◆ Directions ◆
Where the string "content" occurs in the material below, report the whole line.

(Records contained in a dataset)
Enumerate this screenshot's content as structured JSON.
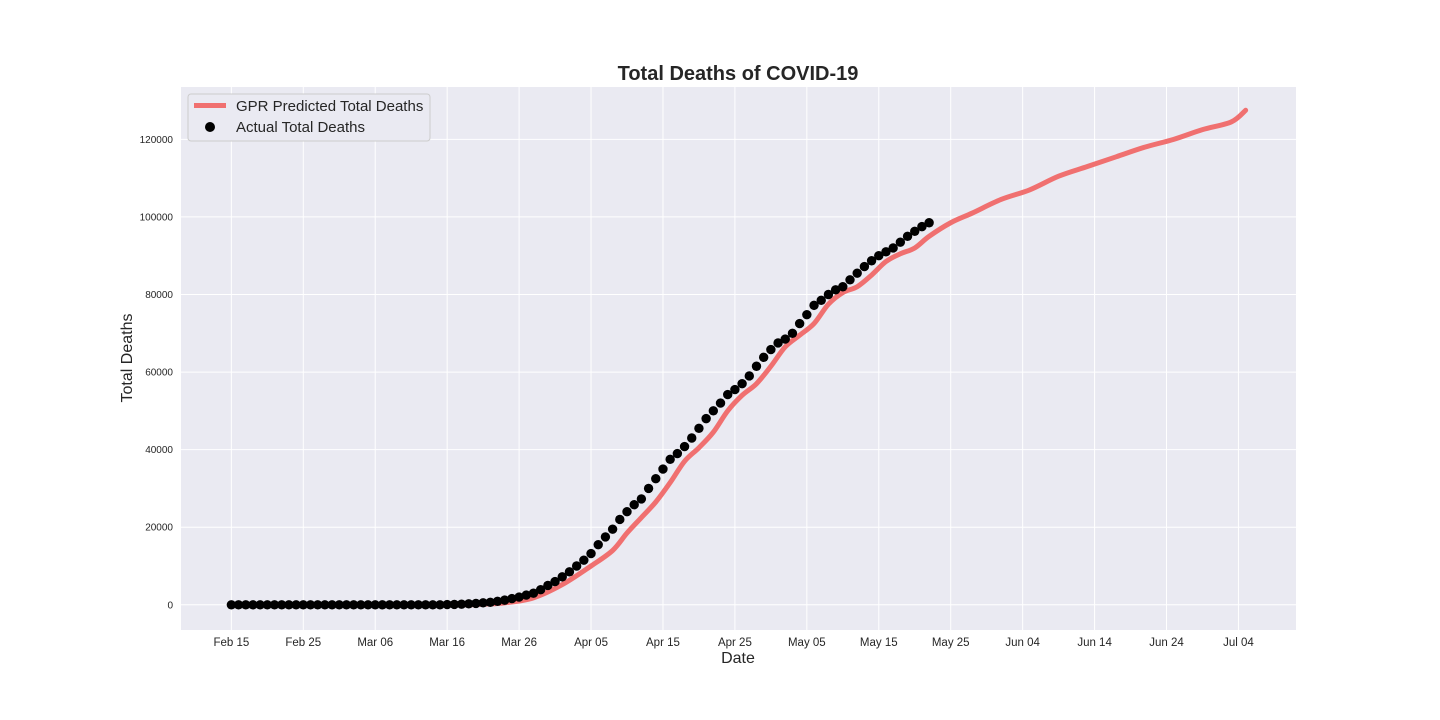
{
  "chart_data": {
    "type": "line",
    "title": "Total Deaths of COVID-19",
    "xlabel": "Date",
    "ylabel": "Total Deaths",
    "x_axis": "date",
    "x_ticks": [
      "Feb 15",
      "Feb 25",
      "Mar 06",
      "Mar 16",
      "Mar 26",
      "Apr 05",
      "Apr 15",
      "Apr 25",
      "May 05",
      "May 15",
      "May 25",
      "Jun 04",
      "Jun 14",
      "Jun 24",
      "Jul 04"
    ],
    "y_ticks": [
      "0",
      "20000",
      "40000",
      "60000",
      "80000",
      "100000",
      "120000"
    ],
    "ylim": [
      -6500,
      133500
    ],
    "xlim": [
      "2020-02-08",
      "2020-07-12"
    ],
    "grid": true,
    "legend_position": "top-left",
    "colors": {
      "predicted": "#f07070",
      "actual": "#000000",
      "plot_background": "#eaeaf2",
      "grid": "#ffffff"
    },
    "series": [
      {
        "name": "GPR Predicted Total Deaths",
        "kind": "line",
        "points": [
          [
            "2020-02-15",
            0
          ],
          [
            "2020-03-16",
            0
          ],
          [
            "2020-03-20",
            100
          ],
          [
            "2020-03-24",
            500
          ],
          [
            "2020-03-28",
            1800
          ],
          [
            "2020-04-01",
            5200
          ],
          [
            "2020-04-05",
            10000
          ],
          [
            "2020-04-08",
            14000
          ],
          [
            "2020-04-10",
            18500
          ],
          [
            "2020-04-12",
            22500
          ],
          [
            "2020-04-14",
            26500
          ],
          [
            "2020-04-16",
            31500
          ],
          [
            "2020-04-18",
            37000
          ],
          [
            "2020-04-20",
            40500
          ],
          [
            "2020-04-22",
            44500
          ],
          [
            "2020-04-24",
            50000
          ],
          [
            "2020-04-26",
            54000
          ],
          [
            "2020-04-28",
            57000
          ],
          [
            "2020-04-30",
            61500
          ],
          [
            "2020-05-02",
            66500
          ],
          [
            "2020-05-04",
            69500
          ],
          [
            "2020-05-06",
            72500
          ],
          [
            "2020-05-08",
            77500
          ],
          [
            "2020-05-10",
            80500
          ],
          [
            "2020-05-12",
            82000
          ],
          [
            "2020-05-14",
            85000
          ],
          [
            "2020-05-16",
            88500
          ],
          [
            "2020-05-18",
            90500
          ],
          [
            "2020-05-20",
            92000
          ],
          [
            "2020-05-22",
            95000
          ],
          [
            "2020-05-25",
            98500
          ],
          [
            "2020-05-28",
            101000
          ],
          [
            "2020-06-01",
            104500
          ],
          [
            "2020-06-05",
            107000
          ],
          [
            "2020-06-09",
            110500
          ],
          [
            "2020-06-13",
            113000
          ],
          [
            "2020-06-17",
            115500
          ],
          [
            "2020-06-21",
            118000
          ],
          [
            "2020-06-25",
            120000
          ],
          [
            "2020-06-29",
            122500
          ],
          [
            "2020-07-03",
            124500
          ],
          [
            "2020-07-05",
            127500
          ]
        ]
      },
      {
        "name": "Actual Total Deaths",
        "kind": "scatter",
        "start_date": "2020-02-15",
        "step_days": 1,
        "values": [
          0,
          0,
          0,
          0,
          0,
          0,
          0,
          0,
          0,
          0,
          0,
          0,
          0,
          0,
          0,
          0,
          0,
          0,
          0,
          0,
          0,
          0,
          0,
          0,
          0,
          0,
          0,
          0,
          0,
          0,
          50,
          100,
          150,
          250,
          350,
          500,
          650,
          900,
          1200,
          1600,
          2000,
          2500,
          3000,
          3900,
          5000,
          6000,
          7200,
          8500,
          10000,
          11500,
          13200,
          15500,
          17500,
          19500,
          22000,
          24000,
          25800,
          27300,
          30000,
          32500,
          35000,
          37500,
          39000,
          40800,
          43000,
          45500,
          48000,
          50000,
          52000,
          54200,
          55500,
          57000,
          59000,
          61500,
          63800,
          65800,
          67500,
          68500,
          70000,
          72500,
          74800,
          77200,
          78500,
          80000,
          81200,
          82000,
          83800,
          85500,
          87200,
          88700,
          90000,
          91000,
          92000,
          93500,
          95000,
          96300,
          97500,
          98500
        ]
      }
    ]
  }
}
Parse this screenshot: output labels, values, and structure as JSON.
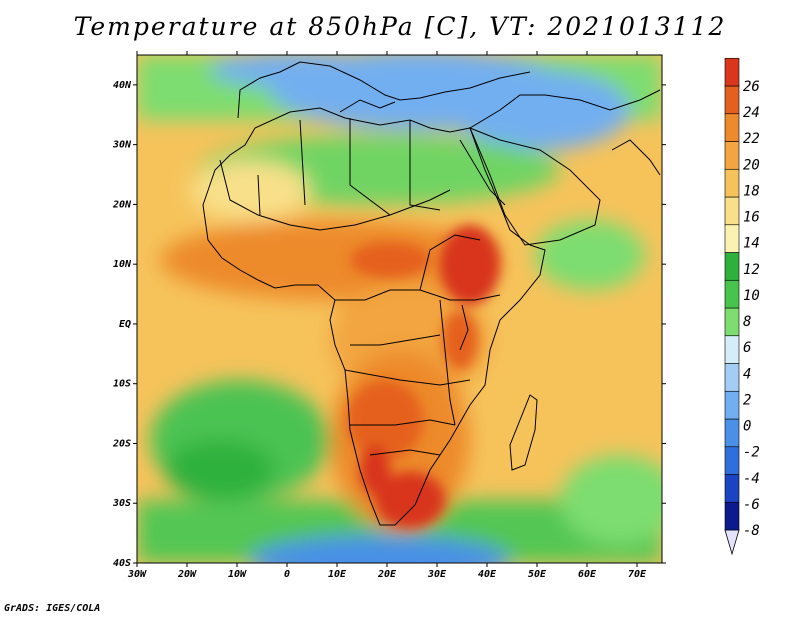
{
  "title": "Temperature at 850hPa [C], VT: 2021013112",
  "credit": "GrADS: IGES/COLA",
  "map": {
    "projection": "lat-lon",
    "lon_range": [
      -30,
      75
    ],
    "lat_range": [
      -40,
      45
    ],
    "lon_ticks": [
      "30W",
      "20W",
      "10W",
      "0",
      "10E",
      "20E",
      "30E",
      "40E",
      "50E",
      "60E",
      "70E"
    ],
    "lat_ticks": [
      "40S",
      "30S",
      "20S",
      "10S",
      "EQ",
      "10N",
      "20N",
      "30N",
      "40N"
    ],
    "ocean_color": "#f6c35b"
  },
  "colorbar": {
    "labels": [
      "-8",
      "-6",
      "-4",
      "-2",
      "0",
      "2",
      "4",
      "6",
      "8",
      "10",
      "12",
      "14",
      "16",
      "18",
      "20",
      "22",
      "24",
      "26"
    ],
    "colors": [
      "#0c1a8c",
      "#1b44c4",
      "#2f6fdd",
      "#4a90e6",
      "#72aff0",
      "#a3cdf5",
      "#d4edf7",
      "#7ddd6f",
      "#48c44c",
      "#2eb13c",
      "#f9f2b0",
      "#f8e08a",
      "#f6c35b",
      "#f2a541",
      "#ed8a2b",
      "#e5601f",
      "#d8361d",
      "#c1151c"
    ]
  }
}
---
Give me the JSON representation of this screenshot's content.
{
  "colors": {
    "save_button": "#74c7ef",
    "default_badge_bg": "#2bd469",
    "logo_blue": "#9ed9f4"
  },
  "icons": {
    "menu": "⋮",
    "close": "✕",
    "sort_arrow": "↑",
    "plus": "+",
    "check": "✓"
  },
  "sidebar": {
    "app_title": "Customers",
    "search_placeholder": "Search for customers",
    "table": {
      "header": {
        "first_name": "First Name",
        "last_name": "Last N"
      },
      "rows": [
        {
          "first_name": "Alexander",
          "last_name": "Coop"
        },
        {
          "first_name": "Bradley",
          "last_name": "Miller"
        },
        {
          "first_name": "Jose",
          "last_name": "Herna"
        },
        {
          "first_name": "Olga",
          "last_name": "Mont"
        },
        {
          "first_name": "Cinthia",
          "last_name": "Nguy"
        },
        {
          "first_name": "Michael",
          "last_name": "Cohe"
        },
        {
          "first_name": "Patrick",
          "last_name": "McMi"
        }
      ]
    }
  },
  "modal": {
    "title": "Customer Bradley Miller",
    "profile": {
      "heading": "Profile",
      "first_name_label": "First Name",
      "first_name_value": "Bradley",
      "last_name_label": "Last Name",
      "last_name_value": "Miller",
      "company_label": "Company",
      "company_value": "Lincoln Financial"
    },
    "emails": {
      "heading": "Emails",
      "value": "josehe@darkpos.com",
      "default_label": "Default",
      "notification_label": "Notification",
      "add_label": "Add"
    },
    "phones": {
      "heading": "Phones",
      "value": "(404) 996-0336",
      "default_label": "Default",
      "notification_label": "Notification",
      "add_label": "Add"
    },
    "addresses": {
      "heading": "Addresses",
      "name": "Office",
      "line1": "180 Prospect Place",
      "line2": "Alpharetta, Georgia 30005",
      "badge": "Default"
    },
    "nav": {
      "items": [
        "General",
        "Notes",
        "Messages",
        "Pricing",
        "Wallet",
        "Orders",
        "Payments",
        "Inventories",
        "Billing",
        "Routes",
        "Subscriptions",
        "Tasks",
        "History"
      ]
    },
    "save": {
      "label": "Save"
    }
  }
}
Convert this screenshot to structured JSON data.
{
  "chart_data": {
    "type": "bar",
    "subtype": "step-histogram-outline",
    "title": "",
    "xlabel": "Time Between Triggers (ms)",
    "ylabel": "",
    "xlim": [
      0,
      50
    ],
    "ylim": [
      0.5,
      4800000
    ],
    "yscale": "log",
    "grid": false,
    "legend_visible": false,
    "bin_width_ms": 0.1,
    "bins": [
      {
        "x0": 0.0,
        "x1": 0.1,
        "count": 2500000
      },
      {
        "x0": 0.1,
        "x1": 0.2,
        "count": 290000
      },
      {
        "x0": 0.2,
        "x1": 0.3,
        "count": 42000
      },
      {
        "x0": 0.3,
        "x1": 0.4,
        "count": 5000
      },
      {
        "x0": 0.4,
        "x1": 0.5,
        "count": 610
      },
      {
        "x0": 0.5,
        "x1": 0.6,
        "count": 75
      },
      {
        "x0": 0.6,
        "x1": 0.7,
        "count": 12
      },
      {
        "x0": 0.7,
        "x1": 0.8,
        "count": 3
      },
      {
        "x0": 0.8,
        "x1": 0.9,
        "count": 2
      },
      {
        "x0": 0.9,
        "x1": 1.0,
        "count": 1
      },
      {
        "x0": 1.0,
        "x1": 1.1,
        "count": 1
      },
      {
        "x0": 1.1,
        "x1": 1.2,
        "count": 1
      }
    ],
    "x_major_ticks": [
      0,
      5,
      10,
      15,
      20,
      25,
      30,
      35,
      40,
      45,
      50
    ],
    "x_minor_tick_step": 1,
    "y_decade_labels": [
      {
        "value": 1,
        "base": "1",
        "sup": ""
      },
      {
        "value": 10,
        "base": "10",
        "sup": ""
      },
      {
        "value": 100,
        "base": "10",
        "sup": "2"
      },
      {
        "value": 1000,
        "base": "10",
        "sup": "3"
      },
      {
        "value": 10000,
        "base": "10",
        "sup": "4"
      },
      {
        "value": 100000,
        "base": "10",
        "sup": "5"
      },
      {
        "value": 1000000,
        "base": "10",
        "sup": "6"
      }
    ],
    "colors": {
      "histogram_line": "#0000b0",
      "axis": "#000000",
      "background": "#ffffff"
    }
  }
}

◆ Result ◆
Enumerate this screenshot's content as structured JSON.
Give me the JSON representation of this screenshot's content.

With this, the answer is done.